Stored items:
--
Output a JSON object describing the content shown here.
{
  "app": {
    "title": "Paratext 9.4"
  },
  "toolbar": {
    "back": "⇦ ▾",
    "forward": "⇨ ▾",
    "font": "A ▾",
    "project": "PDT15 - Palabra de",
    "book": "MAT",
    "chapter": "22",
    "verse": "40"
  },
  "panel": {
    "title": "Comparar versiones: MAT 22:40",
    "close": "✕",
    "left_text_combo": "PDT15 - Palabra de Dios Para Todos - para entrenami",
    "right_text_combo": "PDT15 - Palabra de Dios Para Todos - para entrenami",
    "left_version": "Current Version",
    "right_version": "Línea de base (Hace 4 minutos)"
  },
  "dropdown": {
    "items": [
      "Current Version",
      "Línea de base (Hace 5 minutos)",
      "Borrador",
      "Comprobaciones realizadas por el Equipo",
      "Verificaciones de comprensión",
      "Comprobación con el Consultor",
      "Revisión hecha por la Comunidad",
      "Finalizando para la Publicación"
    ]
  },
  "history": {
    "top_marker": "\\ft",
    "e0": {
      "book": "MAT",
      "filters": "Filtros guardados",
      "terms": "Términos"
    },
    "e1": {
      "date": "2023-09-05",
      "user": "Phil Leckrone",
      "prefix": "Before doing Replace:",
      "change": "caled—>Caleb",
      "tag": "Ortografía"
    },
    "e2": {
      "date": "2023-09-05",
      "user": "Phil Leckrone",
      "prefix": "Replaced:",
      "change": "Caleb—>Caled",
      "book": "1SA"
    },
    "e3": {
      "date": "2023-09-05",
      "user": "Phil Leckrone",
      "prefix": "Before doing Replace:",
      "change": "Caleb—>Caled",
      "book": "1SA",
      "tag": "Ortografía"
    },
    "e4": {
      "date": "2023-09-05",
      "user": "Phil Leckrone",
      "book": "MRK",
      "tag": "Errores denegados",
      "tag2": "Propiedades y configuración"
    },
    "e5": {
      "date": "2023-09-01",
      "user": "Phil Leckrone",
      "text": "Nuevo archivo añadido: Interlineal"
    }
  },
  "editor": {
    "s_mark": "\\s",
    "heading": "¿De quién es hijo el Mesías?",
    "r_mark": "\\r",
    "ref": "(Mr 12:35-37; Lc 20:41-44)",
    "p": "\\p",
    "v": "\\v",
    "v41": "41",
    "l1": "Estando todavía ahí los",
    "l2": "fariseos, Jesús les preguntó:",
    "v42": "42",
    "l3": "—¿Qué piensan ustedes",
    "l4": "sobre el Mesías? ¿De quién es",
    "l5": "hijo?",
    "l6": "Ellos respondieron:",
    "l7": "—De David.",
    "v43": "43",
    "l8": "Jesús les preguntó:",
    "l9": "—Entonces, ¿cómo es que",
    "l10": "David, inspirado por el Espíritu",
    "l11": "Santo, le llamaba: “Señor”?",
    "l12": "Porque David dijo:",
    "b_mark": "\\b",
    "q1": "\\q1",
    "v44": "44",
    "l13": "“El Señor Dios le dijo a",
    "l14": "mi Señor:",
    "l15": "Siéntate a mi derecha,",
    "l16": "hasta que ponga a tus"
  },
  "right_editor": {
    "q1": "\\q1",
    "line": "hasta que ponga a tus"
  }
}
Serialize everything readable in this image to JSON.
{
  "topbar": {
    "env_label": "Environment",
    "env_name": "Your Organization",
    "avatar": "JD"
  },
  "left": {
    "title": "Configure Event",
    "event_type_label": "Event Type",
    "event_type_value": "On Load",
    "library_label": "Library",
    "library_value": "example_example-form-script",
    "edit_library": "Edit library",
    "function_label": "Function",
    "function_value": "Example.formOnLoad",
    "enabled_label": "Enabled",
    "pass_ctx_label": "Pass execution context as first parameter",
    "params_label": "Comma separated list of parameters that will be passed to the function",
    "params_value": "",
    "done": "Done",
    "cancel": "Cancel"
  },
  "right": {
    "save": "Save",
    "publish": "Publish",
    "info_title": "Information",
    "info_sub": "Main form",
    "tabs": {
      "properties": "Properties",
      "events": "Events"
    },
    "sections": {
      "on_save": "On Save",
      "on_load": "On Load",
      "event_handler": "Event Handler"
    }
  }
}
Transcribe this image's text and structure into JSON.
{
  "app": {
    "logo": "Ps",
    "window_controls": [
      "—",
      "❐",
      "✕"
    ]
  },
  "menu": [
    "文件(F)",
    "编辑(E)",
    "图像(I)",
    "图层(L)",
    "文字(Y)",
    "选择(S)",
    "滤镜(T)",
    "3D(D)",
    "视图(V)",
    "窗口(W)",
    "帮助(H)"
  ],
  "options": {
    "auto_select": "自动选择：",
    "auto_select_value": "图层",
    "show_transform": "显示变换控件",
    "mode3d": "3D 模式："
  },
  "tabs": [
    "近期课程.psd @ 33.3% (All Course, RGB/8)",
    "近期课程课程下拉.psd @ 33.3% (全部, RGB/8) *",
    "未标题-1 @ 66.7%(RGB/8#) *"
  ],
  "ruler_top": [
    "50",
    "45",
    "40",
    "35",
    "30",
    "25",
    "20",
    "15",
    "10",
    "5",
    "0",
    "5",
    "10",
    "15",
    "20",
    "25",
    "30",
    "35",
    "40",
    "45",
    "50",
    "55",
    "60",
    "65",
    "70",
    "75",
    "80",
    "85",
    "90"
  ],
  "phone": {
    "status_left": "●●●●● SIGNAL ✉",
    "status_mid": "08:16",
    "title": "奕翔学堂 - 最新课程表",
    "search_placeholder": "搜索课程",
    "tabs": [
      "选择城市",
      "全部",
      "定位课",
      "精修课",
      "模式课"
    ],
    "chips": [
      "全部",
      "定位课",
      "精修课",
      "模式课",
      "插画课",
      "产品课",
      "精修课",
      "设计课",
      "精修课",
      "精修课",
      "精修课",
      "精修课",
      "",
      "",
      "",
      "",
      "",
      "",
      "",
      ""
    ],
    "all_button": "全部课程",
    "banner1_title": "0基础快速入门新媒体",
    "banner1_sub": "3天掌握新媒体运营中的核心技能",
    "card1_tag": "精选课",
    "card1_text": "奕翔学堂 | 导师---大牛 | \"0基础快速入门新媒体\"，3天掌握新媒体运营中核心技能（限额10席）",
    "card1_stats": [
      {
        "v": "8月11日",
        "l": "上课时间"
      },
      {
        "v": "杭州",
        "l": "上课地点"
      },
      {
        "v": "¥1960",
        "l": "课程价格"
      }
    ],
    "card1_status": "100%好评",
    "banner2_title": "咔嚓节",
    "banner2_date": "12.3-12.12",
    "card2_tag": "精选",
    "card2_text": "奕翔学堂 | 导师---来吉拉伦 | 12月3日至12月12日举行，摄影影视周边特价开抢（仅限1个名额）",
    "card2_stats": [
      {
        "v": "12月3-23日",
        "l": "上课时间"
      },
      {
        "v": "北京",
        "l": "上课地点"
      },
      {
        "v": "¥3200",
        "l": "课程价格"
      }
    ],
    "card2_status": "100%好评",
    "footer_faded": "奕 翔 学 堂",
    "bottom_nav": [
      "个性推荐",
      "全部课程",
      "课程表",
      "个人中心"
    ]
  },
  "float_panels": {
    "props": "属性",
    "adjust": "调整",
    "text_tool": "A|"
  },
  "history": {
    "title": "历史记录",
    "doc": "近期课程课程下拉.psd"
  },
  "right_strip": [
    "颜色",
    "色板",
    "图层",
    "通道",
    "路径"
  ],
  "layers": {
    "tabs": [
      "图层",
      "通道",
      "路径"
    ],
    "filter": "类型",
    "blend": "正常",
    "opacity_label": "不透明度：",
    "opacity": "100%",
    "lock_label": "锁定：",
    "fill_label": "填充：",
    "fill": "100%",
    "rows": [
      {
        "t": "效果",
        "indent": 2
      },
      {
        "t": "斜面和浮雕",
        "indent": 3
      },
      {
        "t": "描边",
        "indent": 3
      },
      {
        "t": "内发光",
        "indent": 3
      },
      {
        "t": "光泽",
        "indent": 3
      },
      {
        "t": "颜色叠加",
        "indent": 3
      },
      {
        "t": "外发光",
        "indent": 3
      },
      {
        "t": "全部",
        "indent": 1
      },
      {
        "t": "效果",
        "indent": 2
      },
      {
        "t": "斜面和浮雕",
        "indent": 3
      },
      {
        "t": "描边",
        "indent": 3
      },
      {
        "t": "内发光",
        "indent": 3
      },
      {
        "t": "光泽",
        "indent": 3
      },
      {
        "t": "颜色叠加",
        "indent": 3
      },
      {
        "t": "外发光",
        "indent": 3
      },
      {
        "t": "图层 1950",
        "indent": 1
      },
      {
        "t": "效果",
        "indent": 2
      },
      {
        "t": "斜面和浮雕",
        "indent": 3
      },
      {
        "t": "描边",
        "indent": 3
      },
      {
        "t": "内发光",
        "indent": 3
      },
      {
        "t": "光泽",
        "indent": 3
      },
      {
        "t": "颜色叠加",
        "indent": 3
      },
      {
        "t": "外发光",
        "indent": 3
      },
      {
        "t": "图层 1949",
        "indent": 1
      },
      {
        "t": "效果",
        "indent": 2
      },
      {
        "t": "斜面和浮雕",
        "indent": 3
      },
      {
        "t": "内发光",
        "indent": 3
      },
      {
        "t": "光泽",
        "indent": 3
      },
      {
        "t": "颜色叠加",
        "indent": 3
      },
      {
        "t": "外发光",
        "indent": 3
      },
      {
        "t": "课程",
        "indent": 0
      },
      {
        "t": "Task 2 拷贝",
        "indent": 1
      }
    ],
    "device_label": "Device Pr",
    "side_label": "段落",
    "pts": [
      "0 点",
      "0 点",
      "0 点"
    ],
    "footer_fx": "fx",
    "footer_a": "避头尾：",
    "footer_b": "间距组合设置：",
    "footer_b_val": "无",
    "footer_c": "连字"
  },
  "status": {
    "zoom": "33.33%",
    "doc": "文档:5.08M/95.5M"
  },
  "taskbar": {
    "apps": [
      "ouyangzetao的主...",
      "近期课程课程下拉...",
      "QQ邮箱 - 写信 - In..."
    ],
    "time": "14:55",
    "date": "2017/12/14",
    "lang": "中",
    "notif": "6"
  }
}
--
Task description:
Report each line of the material above where the word "Mesías" appears.

Solution below:
    "heading": "¿De quién es hijo el Mesías?",
    "l4": "sobre el Mesías? ¿De quién es",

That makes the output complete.